» PROBLEM:
Check each line of the material below for "Margin", then copy the ones that contain it.

» GIVEN INFORMATION:
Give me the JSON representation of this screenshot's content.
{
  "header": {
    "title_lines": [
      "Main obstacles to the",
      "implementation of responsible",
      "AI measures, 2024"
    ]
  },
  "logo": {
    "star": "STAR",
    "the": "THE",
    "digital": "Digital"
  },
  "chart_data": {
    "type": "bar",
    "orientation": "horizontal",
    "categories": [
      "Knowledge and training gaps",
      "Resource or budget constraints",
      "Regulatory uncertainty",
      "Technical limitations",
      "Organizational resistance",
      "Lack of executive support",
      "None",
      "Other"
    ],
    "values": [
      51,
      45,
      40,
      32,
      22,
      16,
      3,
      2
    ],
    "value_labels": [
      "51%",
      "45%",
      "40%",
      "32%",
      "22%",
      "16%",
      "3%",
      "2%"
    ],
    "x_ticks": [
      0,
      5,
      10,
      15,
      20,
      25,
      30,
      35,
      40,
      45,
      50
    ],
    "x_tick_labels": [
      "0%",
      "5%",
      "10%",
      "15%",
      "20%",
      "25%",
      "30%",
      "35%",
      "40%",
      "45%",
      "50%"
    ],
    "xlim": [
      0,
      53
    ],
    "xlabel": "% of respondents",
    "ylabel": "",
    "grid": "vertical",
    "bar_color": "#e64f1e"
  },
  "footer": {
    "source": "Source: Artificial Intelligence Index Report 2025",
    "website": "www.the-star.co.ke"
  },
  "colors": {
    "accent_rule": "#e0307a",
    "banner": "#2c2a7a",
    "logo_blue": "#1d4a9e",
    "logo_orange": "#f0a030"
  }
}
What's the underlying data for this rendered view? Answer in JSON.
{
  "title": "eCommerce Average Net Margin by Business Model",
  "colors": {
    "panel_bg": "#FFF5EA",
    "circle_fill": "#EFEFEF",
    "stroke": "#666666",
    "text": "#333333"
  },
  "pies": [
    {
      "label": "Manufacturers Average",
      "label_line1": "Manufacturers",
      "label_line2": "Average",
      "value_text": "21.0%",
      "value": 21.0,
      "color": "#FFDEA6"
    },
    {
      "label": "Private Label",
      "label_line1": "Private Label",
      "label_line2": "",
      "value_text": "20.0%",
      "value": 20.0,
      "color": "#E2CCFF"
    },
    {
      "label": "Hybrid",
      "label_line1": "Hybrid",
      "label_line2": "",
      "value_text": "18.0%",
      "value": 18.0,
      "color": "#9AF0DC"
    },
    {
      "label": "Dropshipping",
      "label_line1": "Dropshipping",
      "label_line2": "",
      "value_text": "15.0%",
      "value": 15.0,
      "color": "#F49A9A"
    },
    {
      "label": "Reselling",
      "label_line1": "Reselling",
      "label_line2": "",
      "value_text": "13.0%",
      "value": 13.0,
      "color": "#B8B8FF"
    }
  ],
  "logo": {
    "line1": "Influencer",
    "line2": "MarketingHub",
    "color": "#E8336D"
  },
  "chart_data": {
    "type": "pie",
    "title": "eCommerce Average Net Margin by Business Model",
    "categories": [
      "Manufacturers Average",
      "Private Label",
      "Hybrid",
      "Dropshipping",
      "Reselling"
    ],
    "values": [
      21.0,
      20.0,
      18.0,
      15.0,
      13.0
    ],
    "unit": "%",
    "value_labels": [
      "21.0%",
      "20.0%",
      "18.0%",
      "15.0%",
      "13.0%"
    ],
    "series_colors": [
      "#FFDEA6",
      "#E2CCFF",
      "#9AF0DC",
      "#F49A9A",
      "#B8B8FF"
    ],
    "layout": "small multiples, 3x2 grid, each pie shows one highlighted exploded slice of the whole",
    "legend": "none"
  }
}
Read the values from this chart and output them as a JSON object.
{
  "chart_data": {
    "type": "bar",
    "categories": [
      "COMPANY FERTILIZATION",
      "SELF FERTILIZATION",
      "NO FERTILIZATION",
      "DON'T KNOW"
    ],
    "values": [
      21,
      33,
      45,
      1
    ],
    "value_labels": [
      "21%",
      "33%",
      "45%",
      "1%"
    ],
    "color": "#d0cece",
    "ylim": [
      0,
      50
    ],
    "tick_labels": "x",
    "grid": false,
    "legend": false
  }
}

» RESPONSE:
  "title": "eCommerce Average Net Margin by Business Model",
    "title": "eCommerce Average Net Margin by Business Model",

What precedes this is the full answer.